WORK TO DO: Identify the lines that contain the word "Body", then copy them.

Figure content listings:
>>>>

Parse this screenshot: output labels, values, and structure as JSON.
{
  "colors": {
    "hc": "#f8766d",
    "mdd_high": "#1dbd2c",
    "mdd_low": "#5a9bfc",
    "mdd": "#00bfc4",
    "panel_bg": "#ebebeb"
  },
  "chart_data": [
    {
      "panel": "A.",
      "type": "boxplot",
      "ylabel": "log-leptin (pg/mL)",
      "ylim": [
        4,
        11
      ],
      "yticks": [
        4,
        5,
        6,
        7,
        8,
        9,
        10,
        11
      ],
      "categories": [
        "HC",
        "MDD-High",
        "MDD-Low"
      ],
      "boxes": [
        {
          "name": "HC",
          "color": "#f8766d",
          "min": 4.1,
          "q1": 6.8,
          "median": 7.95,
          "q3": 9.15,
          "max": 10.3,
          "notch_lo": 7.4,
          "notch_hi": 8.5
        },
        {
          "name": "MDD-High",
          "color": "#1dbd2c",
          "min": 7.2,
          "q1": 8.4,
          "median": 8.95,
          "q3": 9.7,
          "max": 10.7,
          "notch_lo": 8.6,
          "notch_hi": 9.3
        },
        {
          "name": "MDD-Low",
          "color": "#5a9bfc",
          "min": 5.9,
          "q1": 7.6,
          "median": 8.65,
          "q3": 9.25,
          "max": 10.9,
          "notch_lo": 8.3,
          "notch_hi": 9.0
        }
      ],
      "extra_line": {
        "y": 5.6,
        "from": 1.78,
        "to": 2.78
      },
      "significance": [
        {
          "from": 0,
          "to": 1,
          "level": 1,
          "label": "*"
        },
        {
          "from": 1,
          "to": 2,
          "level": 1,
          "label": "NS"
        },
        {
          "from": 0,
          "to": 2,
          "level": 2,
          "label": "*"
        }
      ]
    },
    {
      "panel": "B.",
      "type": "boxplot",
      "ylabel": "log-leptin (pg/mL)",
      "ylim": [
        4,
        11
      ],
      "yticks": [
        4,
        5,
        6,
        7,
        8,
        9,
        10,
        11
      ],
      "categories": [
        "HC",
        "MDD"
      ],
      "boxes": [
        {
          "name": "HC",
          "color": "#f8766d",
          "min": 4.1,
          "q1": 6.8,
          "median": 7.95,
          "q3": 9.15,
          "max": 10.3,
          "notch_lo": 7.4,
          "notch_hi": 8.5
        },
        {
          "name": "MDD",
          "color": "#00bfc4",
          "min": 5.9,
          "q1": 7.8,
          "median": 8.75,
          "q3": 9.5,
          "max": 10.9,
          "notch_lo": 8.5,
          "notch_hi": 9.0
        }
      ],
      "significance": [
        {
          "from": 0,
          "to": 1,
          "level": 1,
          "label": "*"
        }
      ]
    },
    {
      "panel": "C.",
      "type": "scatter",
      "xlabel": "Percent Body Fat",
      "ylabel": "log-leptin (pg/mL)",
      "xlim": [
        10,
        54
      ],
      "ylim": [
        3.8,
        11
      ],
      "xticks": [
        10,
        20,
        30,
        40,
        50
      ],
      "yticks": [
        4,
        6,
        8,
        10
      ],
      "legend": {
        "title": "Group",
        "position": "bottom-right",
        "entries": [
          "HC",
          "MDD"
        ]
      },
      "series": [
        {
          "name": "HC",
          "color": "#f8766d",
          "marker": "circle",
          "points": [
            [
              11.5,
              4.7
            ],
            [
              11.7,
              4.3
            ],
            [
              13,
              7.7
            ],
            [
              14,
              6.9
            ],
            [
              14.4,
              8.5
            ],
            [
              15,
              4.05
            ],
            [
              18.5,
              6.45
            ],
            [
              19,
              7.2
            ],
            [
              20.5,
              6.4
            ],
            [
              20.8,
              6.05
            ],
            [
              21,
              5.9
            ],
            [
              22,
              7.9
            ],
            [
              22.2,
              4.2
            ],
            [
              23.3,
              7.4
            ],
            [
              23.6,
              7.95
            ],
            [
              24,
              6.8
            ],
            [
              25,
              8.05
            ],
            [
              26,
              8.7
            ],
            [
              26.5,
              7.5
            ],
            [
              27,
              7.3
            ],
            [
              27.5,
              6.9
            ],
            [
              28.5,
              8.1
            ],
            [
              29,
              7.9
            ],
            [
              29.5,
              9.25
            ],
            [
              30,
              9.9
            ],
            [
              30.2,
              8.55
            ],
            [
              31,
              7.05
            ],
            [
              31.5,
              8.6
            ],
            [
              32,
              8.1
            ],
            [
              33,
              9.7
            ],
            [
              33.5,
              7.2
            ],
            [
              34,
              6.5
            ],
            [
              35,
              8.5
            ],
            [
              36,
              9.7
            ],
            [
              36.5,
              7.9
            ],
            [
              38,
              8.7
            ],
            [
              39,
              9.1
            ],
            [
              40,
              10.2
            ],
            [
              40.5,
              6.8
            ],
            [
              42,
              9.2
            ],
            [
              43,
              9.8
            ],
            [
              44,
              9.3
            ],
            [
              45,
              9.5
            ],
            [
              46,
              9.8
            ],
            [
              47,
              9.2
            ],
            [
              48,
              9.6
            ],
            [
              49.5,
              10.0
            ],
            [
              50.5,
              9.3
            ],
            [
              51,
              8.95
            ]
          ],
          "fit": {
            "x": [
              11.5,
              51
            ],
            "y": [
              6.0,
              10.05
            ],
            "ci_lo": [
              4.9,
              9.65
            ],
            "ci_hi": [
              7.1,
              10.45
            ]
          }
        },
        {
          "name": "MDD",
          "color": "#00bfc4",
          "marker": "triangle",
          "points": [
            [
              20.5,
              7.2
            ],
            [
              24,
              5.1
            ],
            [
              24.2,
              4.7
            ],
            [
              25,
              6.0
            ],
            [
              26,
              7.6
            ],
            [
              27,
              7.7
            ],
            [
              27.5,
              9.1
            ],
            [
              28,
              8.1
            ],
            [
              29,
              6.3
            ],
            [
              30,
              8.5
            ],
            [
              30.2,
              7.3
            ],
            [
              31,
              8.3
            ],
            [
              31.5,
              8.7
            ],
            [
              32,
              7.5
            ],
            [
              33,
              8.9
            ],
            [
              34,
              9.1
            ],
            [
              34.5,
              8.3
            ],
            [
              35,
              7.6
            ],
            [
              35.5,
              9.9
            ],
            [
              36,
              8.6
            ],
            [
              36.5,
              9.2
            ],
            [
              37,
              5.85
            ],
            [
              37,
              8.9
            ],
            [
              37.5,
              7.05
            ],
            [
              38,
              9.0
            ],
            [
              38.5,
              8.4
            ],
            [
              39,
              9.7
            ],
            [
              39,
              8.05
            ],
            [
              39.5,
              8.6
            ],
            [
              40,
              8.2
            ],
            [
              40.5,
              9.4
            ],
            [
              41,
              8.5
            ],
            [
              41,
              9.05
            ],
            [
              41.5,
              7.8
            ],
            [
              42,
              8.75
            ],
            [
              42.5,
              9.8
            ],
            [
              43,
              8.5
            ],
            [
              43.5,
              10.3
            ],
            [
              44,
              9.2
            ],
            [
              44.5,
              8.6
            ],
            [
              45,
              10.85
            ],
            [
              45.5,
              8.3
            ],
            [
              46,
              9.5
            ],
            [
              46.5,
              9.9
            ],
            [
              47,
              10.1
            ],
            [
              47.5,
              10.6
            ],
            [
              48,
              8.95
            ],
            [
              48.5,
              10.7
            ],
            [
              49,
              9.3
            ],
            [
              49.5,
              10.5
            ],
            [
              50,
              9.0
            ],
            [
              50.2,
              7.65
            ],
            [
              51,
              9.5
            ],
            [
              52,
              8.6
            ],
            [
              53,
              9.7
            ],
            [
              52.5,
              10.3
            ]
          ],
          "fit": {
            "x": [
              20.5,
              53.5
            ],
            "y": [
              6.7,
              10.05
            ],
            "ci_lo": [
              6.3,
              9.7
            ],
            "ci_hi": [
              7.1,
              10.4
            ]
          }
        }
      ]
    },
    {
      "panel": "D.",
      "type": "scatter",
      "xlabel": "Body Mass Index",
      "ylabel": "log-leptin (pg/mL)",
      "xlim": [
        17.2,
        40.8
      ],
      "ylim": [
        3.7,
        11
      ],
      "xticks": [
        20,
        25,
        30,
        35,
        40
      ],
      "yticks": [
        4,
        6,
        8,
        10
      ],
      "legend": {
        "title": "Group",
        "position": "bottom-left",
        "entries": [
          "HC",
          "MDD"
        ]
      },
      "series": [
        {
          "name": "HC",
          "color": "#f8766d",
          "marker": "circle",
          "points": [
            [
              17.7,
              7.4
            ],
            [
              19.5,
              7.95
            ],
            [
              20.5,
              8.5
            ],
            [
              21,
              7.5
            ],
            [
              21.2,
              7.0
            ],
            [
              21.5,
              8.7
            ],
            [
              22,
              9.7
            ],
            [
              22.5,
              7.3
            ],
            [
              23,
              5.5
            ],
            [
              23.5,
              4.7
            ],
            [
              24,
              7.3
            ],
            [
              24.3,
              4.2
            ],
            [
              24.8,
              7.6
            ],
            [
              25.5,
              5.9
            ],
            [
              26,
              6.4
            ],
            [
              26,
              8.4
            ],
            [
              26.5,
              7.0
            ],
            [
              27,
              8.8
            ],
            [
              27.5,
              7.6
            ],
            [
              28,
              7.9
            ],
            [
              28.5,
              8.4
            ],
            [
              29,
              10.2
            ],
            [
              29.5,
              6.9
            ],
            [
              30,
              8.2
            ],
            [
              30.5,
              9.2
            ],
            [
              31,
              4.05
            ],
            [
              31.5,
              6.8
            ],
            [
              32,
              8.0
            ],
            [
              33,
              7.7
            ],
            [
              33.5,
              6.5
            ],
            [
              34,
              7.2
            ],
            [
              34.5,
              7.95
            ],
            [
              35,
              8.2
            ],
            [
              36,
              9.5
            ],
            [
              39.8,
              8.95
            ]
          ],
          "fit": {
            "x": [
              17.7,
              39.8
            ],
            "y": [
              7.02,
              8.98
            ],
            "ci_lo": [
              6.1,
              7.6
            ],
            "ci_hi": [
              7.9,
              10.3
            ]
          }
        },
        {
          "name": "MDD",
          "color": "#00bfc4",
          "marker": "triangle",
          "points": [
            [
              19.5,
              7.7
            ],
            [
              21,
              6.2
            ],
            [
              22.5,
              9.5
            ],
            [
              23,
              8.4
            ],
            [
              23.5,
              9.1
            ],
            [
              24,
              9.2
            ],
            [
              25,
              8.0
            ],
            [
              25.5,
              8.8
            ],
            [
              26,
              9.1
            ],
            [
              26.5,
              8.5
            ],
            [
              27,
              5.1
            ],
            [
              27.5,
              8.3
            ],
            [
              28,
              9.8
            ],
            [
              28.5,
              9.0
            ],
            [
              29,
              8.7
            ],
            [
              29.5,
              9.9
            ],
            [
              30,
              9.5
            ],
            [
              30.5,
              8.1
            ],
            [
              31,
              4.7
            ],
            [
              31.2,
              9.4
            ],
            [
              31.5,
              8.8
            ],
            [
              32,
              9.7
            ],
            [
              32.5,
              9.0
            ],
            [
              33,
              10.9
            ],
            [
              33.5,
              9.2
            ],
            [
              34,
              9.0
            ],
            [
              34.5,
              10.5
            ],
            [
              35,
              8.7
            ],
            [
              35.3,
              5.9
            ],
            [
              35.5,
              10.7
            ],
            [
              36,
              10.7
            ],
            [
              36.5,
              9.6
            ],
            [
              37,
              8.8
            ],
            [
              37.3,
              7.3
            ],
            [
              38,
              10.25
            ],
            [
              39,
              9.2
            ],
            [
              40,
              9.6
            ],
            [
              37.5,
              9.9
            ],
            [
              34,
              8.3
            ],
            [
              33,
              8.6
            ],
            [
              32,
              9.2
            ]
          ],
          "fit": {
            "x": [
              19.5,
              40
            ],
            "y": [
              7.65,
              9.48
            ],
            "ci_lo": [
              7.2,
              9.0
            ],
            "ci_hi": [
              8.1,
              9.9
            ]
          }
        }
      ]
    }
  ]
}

<<<<

ANSWER TO THE PROBLEM:
      "xlabel": "Percent Body Fat",
      "xlabel": "Body Mass Index",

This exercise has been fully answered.